_Goal of the exercise_
Your task is to locate every line holding the string "了解行测" and to copy each of them.

Dataset entries

+ + +

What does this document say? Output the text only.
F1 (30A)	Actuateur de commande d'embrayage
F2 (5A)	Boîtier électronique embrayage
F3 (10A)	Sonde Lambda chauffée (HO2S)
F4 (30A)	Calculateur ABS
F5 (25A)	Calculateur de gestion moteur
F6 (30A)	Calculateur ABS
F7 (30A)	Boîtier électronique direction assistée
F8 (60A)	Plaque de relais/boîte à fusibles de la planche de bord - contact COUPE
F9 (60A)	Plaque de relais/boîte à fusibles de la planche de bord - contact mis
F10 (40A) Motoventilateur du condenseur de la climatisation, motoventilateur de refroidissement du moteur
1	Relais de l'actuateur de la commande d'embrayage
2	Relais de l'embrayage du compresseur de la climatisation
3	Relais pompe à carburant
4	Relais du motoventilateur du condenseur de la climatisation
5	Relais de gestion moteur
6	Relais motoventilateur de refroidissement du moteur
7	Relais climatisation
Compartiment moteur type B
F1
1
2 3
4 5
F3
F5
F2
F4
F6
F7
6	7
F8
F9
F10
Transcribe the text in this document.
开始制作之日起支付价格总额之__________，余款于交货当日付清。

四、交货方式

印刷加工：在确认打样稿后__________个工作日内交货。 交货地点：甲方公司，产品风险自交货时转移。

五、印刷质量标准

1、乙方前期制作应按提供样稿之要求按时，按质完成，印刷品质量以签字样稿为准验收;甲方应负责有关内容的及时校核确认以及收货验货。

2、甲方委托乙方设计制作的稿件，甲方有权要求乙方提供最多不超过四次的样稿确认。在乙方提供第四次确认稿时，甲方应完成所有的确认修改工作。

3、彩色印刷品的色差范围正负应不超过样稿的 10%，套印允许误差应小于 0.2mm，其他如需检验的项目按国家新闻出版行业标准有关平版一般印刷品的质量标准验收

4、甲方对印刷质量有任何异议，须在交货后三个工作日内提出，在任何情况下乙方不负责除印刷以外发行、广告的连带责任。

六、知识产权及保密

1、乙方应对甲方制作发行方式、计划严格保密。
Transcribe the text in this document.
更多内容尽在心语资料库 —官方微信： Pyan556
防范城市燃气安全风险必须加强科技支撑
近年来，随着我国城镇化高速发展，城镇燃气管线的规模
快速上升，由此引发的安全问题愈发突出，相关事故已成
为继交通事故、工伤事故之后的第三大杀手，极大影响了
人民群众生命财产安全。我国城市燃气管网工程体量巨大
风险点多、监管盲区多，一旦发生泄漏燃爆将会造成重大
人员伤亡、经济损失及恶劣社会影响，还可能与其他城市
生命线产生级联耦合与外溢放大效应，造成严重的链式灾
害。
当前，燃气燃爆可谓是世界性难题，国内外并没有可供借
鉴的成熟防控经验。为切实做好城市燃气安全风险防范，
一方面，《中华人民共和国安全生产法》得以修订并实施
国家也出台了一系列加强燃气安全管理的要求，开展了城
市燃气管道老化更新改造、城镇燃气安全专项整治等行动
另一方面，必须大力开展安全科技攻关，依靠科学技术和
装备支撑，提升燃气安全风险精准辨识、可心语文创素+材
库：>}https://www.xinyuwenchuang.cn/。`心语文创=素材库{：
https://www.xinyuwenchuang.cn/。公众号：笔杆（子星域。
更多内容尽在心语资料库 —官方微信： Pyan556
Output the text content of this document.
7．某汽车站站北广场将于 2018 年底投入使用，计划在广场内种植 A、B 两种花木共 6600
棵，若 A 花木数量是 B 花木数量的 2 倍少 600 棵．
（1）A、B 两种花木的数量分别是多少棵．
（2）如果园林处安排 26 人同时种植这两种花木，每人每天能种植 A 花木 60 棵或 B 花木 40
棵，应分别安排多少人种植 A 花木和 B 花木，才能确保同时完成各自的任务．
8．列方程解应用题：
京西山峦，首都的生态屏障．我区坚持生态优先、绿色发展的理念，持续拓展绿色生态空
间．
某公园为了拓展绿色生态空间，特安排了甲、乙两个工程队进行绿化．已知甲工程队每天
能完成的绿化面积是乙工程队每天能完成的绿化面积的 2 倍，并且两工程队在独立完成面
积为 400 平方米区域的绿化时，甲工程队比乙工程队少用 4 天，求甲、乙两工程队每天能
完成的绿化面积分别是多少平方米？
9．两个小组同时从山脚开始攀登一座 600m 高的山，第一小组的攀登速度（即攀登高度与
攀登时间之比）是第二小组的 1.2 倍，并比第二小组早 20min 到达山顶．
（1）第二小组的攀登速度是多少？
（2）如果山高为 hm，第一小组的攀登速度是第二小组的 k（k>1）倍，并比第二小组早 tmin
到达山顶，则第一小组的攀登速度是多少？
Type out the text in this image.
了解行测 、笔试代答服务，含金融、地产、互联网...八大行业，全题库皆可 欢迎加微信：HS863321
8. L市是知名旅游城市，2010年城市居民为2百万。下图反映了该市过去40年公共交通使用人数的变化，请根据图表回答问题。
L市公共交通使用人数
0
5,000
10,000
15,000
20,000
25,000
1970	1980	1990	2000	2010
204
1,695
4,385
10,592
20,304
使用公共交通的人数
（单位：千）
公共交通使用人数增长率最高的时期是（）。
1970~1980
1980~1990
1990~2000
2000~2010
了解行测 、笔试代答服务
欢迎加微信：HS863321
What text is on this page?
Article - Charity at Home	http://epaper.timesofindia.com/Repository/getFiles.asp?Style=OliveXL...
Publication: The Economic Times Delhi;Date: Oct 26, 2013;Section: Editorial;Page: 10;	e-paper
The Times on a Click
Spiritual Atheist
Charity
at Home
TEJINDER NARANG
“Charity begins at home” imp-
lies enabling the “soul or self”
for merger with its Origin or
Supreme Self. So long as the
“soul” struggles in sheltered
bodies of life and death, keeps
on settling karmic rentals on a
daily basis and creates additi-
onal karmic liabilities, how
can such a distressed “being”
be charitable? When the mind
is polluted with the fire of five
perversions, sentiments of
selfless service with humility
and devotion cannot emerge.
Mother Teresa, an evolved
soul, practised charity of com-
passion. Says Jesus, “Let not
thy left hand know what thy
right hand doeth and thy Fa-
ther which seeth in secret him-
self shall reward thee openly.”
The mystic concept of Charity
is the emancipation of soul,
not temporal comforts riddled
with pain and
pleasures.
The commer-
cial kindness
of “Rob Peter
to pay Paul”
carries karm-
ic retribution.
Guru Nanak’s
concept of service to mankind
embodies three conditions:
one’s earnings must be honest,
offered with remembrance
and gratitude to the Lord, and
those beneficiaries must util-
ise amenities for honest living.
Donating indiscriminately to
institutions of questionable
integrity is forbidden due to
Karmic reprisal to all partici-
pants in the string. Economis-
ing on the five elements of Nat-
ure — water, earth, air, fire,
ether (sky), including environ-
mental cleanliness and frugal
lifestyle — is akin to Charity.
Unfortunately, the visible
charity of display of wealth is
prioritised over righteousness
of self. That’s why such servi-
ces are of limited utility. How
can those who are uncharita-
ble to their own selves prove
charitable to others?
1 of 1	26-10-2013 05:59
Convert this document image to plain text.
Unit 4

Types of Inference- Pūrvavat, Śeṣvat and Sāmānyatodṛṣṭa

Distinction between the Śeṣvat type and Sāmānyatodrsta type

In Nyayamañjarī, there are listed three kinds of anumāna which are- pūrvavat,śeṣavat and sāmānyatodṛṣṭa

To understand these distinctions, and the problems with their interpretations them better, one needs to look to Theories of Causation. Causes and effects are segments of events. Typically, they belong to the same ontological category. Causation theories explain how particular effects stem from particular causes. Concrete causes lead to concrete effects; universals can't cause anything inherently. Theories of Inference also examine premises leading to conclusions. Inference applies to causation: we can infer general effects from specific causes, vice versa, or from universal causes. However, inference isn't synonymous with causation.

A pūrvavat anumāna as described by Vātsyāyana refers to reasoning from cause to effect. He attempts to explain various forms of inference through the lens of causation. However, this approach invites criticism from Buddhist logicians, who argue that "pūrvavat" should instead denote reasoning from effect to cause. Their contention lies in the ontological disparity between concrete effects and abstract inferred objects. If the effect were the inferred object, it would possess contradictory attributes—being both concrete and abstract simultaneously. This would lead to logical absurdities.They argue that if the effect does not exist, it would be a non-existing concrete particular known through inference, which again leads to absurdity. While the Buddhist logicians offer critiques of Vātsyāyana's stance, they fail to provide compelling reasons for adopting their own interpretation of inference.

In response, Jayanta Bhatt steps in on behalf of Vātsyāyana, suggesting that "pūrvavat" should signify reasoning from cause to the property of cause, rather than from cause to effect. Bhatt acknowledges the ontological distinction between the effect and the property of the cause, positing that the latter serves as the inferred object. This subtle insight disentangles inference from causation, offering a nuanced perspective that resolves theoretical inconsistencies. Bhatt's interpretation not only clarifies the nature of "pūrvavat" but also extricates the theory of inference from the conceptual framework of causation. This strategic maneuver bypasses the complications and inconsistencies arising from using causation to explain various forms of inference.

+ + +

_The response_
了解行测 、笔试代答服务，含金融、地产、互联网...八大行业，全题库皆可 欢迎加微信：HS863321
了解行测 、笔试代答服务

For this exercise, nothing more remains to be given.